◆ Given request
Leave out the pictures and copy everything else in the entries exactly.

◆ Dataset excerpts

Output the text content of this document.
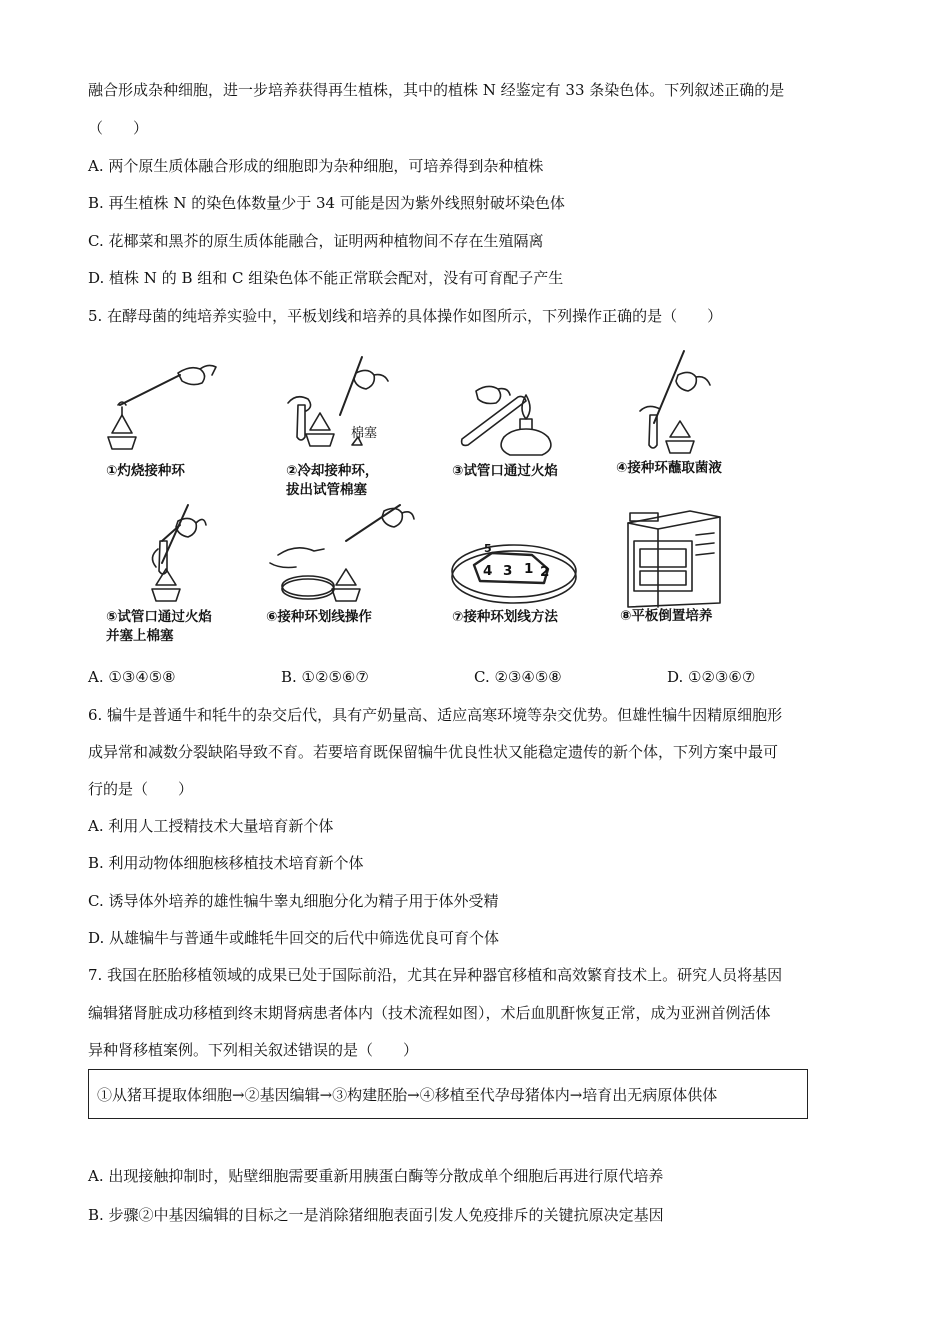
融合形成杂种细胞，进一步培养获得再生植株，其中的植株 N 经鉴定有 33 条染色体。下列叙述正确的是
（　　）
A. 两个原生质体融合形成的细胞即为杂种细胞，可培养得到杂种植株
B. 再生植株 N 的染色体数量少于 34 可能是因为紫外线照射破坏染色体
C. 花椰菜和黑芥的原生质体能融合，证明两种植物间不存在生殖隔离
D. 植株 N 的 B 组和 C 组染色体不能正常联会配对，没有可育配子产生
5. 在酵母菌的纯培养实验中，平板划线和培养的具体操作如图所示，下列操作正确的是（　　）
棉塞
5
4 3 1 2
①灼烧接种环	②冷却接种环，
拔出试管棉塞
③试管口通过火焰	④接种环蘸取菌液
⑤试管口通过火焰
并塞上棉塞
⑥接种环划线操作	⑦接种环划线方法	⑧平板倒置培养
A. ①③④⑤⑧	B. ①②⑤⑥⑦	C. ②③④⑤⑧	D. ①②③⑥⑦
6. 犏牛是普通牛和牦牛的杂交后代，具有产奶量高、适应高寒环境等杂交优势。但雄性犏牛因精原细胞形
成异常和减数分裂缺陷导致不育。若要培育既保留犏牛优良性状又能稳定遗传的新个体，下列方案中最可
行的是（　　）
A. 利用人工授精技术大量培育新个体
B. 利用动物体细胞核移植技术培育新个体
C. 诱导体外培养的雄性犏牛睾丸细胞分化为精子用于体外受精
D. 从雄犏牛与普通牛或雌牦牛回交的后代中筛选优良可育个体
7. 我国在胚胎移植领域的成果已处于国际前沿，尤其在异种器官移植和高效繁育技术上。研究人员将基因
编辑猪肾脏成功移植到终末期肾病患者体内（技术流程如图），术后血肌酐恢复正常，成为亚洲首例活体
异种肾移植案例。下列相关叙述错误的是（　　）
①从猪耳提取体细胞→②基因编辑→③构建胚胎→④移植至代孕母猪体内→培育出无病原体供体
A. 出现接触抑制时，贴壁细胞需要重新用胰蛋白酶等分散成单个细胞后再进行原代培养
B. 步骤②中基因编辑的目标之一是消除猪细胞表面引发人免疫排斥的关键抗原决定基因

◆ Written answer
Output the text content of this document.
融合形成杂种细胞，进一步培养获得再生植株，其中的植株 N 经鉴定有 33 条染色体。下列叙述正确的是
（　　）
A. 两个原生质体融合形成的细胞即为杂种细胞，可培养得到杂种植株
B. 再生植株 N 的染色体数量少于 34 可能是因为紫外线照射破坏染色体
C. 花椰菜和黑芥的原生质体能融合，证明两种植物间不存在生殖隔离
D. 植株 N 的 B 组和 C 组染色体不能正常联会配对，没有可育配子产生
5. 在酵母菌的纯培养实验中，平板划线和培养的具体操作如图所示，下列操作正确的是（　　）
棉塞
5
4 3 1 2
①灼烧接种环	②冷却接种环，
拔出试管棉塞
③试管口通过火焰	④接种环蘸取菌液
⑤试管口通过火焰
并塞上棉塞
⑥接种环划线操作	⑦接种环划线方法	⑧平板倒置培养
A. ①③④⑤⑧	B. ①②⑤⑥⑦	C. ②③④⑤⑧	D. ①②③⑥⑦
6. 犏牛是普通牛和牦牛的杂交后代，具有产奶量高、适应高寒环境等杂交优势。但雄性犏牛因精原细胞形
成异常和减数分裂缺陷导致不育。若要培育既保留犏牛优良性状又能稳定遗传的新个体，下列方案中最可
行的是（　　）
A. 利用人工授精技术大量培育新个体
B. 利用动物体细胞核移植技术培育新个体
C. 诱导体外培养的雄性犏牛睾丸细胞分化为精子用于体外受精
D. 从雄犏牛与普通牛或雌牦牛回交的后代中筛选优良可育个体
7. 我国在胚胎移植领域的成果已处于国际前沿，尤其在异种器官移植和高效繁育技术上。研究人员将基因
编辑猪肾脏成功移植到终末期肾病患者体内（技术流程如图），术后血肌酐恢复正常，成为亚洲首例活体
异种肾移植案例。下列相关叙述错误的是（　　）
①从猪耳提取体细胞→②基因编辑→③构建胚胎→④移植至代孕母猪体内→培育出无病原体供体
A. 出现接触抑制时，贴壁细胞需要重新用胰蛋白酶等分散成单个细胞后再进行原代培养
B. 步骤②中基因编辑的目标之一是消除猪细胞表面引发人免疫排斥的关键抗原决定基因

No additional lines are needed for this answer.